* [The exercise] Identify the lines in the data below that contain "sender" and give only how many there are.

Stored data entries
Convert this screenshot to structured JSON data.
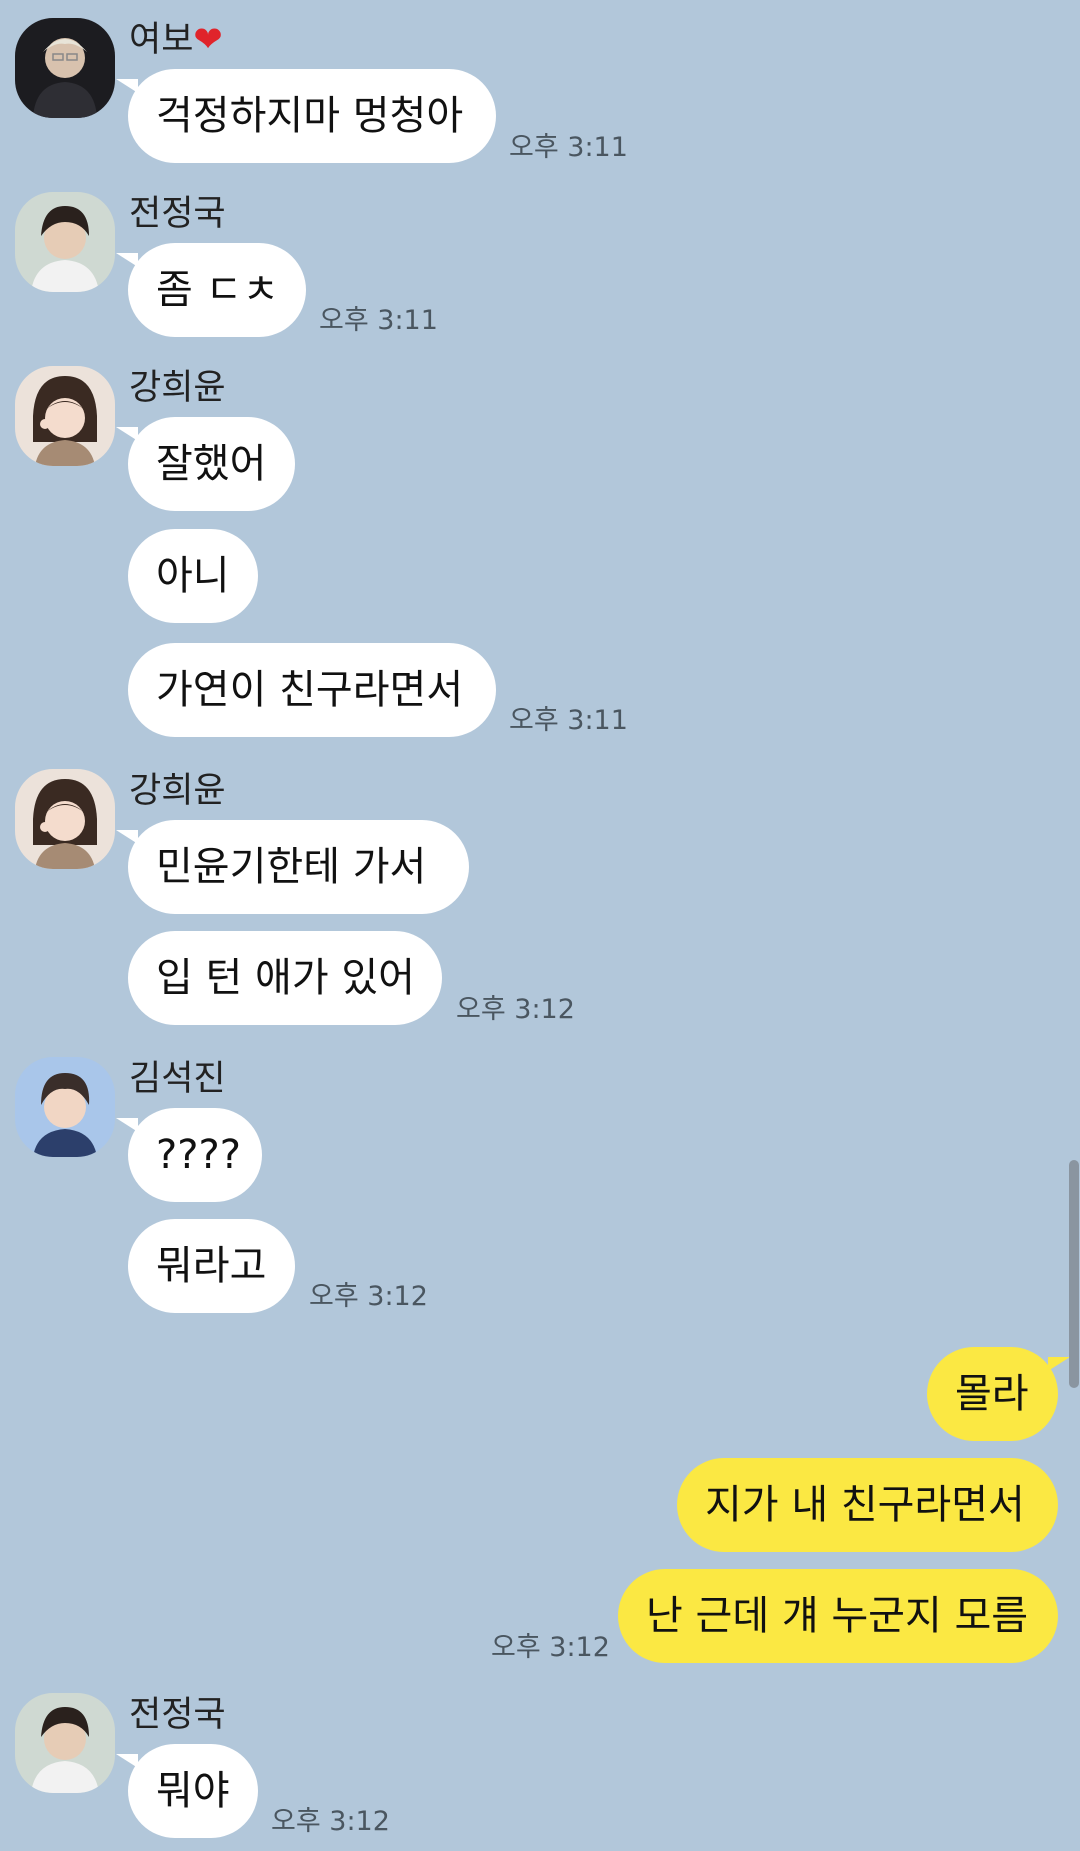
{
  "colors": {
    "background": "#b2c7da",
    "incoming_bubble": "#ffffff",
    "outgoing_bubble": "#fbe843"
  },
  "messages": [
    {
      "sender": "여보",
      "heart_icon": "red-heart-icon",
      "text": "걱정하지마 멍청아",
      "time": "오후 3:11"
    },
    {
      "sender": "전정국",
      "text": "좀 ㄷㅊ",
      "time": "오후 3:11"
    },
    {
      "sender": "강희윤",
      "texts": [
        "잘했어",
        "아니",
        "가연이 친구라면서"
      ],
      "time": "오후 3:11"
    },
    {
      "sender": "강희윤",
      "texts": [
        "민윤기한테 가서",
        "입 턴 애가 있어"
      ],
      "time": "오후 3:12"
    },
    {
      "sender": "김석진",
      "texts": [
        "????",
        "뭐라고"
      ],
      "time": "오후 3:12"
    },
    {
      "sender": "me",
      "texts": [
        "몰라",
        "지가 내 친구라면서",
        "난 근데 걔 누군지 모름"
      ],
      "time": "오후 3:12"
    },
    {
      "sender": "전정국",
      "text": "뭐야",
      "time": "오후 3:12"
    }
  ]
}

* [Response to the task] 7